(Instruction) Which lines include the word "บประก"? Copy each of them.

Extracted records:

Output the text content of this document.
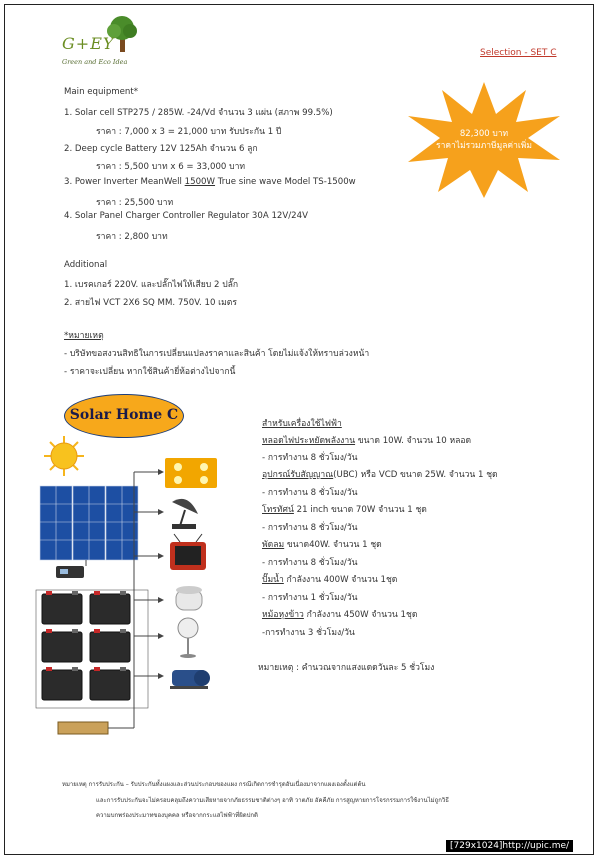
G+EY
Green and Eco Idea
Selection - SET C
82,300 บาท
ราคาไม่รวมภาษีมูลค่าเพิ่ม
Main equipment*
1. Solar cell STP275 / 285W. -24/Vd จำนวน 3 แผ่น (สภาพ 99.5%)
ราคา : 7,000 x 3 = 21,000 บาท รับประกัน 1 ปี
2. Deep cycle Battery 12V 125Ah จำนวน 6 ลูก
ราคา : 5,500 บาท x 6 = 33,000 บาท
3. Power Inverter MeanWell 1500W True sine wave Model TS-1500w
ราคา : 25,500 บาท
4. Solar Panel Charger Controller Regulator 30A 12V/24V
ราคา : 2,800 บาท
Additional
1. เบรคเกอร์ 220V. และปลั๊กไฟให้เสียบ 2 ปลั๊ก
2. สายไฟ VCT 2X6 SQ MM. 750V. 10 เมตร
*หมายเหตุ
- บริษัทขอสงวนสิทธิในการเปลี่ยนแปลงราคาและสินค้า โดยไม่แจ้งให้ทราบล่วงหน้า
- ราคาจะเปลี่ยน หากใช้สินค้ายี่ห้อต่างไปจากนี้
Solar Home C
สำหรับเครื่องใช้ไฟฟ้า
หลอดไฟประหยัดพลังงาน ขนาด 10W. จำนวน 10 หลอด
- การทำงาน 8 ชั่วโมง/วัน
อุปกรณ์รับสัญญาณ(UBC) หรือ VCD ขนาด 25W. จำนวน 1 ชุด
- การทำงาน 8 ชั่วโมง/วัน
โทรทัศน์ 21 inch ขนาด 70W จำนวน 1 ชุด
- การทำงาน 8 ชั่วโมง/วัน
พัดลม ขนาด40W. จำนวน 1 ชุด
- การทำงาน 8 ชั่วโมง/วัน
ปั๊มน้ำ กำลังงาน 400W จำนวน 1ชุด
- การทำงาน 1 ชั่วโมง/วัน
หม้อหุงข้าว กำลังงาน 450W จำนวน 1ชุด
-การทำงาน 3 ชั่วโมง/วัน
หมายเหตุ : คำนวณจากแสงแดดวันละ 5 ชั่วโมง
หมายเหตุ การรับประกัน – รับประกันทั้งแผงและส่วนประกอบของแผง กรณีเกิดการชำรุดอันเนื่องมาจากแผงเองตั้งแต่ต้น
และการรับประกันจะไม่ครอบคลุมถึงความเสียหายจากภัยธรรมชาติต่างๆ อาทิ วาตภัย อัคคีภัย การสูญหายการโจรกรรมการใช้งานไม่ถูกวิธี
ความบกพร่องประมาทของบุคคล หรือจากกระแสไฟฟ้าที่ผิดปกติ
[729x1024]http://upic.me/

(Result for this task)
ราคา : 7,000 x 3 = 21,000 บาท รับประกัน 1 ปี
หมายเหตุ การรับประกัน – รับประกันทั้งแผงและส่วนประกอบของแผง กรณีเกิดการชำรุดอันเนื่องมาจากแผงเองตั้งแต่ต้น
และการรับประกันจะไม่ครอบคลุมถึงความเสียหายจากภัยธรรมชาติต่างๆ อาทิ วาตภัย อัคคีภัย การสูญหายการโจรกรรมการใช้งานไม่ถูกวิธี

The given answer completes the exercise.